Muharrem Sarıkaya: Siyasi paket






Muharrem SARIKAYA
Haberin Devamı

EKONOMİK paketle ilgili hazırlıklar sürerken, önceki gün hükümete önemli bir talep iletiliyor: ‘‘Sadece ekonomik paketle olmaz, siyasi paket de hazırlanmalı...’’

Talebin sahibi, Türkiye'nin en büyük sivil toplum örgütlerinden TOBB...

Başkan Fuat Miras, önceki gün TOBB yönetimi ile birlikte Başbakan Bülent Ecevit'i ziyaretinde bu talebi iletiyor.

Hürriyet'te dün bir bölümü yer alan ‘‘siyasi reform’’ isteğinin iletilişinin de ilginç bir öyküsü var.

Miras, bu sözleri konuşmasının en sonunda dile getiriyor.

Önce çevresindeki konsey başkanları ve yönetim kurulu üyelerini eliyle işaret ediyor.

————

▸ Verilen Görev A:
Listenin ilk satırından başlayıp "year-cell: 2019 xyxy=(47,432,103,461)" ifadesini içeren satırla biten bölümü, iki uç da dahil olmak üzere birebir tekrarlayın.
Aşağıdaki listenin yukarıdaki yazıyla hiçbir bağlantısı yoktur.

————

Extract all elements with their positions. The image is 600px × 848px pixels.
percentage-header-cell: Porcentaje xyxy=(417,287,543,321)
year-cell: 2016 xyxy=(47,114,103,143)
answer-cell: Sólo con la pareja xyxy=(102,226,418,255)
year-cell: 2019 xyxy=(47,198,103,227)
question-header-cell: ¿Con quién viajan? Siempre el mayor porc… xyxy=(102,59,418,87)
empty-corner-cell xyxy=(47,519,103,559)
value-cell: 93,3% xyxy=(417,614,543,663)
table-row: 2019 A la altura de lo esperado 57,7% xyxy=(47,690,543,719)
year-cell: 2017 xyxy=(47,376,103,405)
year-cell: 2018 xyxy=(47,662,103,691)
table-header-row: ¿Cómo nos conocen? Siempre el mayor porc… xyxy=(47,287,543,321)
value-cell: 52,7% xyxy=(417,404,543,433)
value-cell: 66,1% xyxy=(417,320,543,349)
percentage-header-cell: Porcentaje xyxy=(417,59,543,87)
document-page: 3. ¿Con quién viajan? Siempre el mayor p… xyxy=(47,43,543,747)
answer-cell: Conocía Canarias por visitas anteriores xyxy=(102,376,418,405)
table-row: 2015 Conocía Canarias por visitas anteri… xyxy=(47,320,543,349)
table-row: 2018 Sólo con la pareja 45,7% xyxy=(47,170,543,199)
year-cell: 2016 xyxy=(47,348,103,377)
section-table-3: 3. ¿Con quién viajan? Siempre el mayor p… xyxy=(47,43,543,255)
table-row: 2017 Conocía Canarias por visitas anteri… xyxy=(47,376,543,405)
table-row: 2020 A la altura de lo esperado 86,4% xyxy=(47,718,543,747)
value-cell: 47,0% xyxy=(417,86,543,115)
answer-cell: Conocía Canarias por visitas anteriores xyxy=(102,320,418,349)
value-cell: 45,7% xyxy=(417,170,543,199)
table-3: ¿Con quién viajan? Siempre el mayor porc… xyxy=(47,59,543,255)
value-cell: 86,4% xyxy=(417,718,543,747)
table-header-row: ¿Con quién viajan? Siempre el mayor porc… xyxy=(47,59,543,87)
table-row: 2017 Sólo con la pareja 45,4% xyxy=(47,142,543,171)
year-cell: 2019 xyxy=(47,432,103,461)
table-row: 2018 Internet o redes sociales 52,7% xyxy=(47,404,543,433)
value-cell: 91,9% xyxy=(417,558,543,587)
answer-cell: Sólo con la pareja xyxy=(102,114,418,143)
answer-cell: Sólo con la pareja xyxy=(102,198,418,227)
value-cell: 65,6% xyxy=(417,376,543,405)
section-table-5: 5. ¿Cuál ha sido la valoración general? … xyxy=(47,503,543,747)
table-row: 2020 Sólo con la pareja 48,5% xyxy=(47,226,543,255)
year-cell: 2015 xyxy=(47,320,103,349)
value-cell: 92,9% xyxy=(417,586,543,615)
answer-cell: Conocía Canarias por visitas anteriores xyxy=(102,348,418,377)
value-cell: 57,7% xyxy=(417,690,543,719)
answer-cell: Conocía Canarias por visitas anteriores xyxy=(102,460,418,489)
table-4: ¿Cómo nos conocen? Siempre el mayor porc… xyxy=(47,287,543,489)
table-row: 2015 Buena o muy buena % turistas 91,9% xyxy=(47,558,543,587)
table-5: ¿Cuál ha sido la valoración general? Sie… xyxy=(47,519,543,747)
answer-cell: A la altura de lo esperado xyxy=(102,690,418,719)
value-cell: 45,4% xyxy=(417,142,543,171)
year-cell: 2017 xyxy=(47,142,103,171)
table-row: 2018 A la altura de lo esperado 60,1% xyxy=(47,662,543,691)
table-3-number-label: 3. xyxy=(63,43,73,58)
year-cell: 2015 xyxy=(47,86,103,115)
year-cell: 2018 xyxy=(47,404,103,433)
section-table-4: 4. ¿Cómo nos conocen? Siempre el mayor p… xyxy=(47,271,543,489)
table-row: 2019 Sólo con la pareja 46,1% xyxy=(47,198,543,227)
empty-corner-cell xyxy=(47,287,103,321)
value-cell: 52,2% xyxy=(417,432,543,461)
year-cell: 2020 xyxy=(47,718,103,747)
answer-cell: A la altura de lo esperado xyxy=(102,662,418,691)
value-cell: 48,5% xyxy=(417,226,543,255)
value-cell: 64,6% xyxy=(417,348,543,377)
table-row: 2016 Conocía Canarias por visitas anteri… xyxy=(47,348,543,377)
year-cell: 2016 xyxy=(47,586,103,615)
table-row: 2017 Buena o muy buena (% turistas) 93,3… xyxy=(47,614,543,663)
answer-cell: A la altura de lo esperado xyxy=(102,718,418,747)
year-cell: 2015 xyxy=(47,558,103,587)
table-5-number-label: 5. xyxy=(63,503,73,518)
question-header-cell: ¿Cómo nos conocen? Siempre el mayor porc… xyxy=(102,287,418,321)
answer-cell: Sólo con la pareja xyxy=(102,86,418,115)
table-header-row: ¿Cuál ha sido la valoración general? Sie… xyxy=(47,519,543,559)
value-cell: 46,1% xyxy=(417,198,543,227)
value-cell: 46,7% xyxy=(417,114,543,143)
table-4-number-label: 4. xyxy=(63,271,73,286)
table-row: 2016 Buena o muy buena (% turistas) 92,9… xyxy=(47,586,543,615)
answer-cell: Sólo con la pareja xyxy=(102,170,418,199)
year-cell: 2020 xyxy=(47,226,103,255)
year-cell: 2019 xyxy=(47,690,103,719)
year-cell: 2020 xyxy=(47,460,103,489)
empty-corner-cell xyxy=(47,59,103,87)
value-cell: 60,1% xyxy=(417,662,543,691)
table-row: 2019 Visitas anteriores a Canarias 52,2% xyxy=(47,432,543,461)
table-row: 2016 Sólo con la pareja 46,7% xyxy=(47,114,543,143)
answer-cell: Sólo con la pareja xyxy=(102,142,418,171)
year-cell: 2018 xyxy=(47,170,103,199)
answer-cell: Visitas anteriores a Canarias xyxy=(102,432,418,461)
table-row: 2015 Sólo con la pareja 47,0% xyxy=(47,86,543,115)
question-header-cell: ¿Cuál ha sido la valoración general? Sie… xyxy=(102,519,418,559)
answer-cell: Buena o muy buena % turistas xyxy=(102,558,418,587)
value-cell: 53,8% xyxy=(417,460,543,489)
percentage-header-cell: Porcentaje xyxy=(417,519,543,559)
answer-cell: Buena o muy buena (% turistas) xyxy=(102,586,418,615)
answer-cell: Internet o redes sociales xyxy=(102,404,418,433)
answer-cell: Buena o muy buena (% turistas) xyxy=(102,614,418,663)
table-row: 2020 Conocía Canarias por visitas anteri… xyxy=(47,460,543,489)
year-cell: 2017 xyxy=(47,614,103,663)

————

▸ Verilen Görev B:
Siyasi paket konulu yazının tamamını hiçbir değişiklik yapmadan yeniden üretin.

▸ Görevin Çözümü A:
Extract all elements with their positions. The image is 600px × 848px pixels.
percentage-header-cell: Porcentaje xyxy=(417,287,543,321)
year-cell: 2016 xyxy=(47,114,103,143)
answer-cell: Sólo con la pareja xyxy=(102,226,418,255)
year-cell: 2019 xyxy=(47,198,103,227)
question-header-cell: ¿Con quién viajan? Siempre el mayor porc… xyxy=(102,59,418,87)
empty-corner-cell xyxy=(47,519,103,559)
value-cell: 93,3% xyxy=(417,614,543,663)
table-row: 2019 A la altura de lo esperado 57,7% xyxy=(47,690,543,719)
year-cell: 2017 xyxy=(47,376,103,405)
year-cell: 2018 xyxy=(47,662,103,691)
table-header-row: ¿Cómo nos conocen? Siempre el mayor porc… xyxy=(47,287,543,321)
value-cell: 52,7% xyxy=(417,404,543,433)
value-cell: 66,1% xyxy=(417,320,543,349)
percentage-header-cell: Porcentaje xyxy=(417,59,543,87)
document-page: 3. ¿Con quién viajan? Siempre el mayor p… xyxy=(47,43,543,747)
answer-cell: Conocía Canarias por visitas anteriores xyxy=(102,376,418,405)
table-row: 2015 Conocía Canarias por visitas anteri… xyxy=(47,320,543,349)
table-row: 2018 Sólo con la pareja 45,7% xyxy=(47,170,543,199)
year-cell: 2016 xyxy=(47,348,103,377)
section-table-3: 3. ¿Con quién viajan? Siempre el mayor p… xyxy=(47,43,543,255)
table-row: 2017 Conocía Canarias por visitas anteri… xyxy=(47,376,543,405)
table-row: 2020 A la altura de lo esperado 86,4% xyxy=(47,718,543,747)
value-cell: 47,0% xyxy=(417,86,543,115)
answer-cell: Conocía Canarias por visitas anteriores xyxy=(102,320,418,349)
value-cell: 45,7% xyxy=(417,170,543,199)
table-3: ¿Con quién viajan? Siempre el mayor porc… xyxy=(47,59,543,255)
value-cell: 86,4% xyxy=(417,718,543,747)
table-header-row: ¿Con quién viajan? Siempre el mayor porc… xyxy=(47,59,543,87)
table-row: 2017 Sólo con la pareja 45,4% xyxy=(47,142,543,171)
year-cell: 2019 xyxy=(47,432,103,461)

▸ Görevin Çözümü B:
Muharrem Sarıkaya: Siyasi paket






Muharrem SARIKAYA
Haberin Devamı

EKONOMİK paketle ilgili hazırlıklar sürerken, önceki gün hükümete önemli bir talep iletiliyor: ‘‘Sadece ekonomik paketle olmaz, siyasi paket de hazırlanmalı...’’

Talebin sahibi, Türkiye'nin en büyük sivil toplum örgütlerinden TOBB...

Başkan Fuat Miras, önceki gün TOBB yönetimi ile birlikte Başbakan Bülent Ecevit'i ziyaretinde bu talebi iletiyor.

Hürriyet'te dün bir bölümü yer alan ‘‘siyasi reform’’ isteğinin iletilişinin de ilginç bir öyküsü var.

Miras, bu sözleri konuşmasının en sonunda dile getiriyor.

Önce çevresindeki konsey başkanları ve yönetim kurulu üyelerini eliyle işaret ediyor.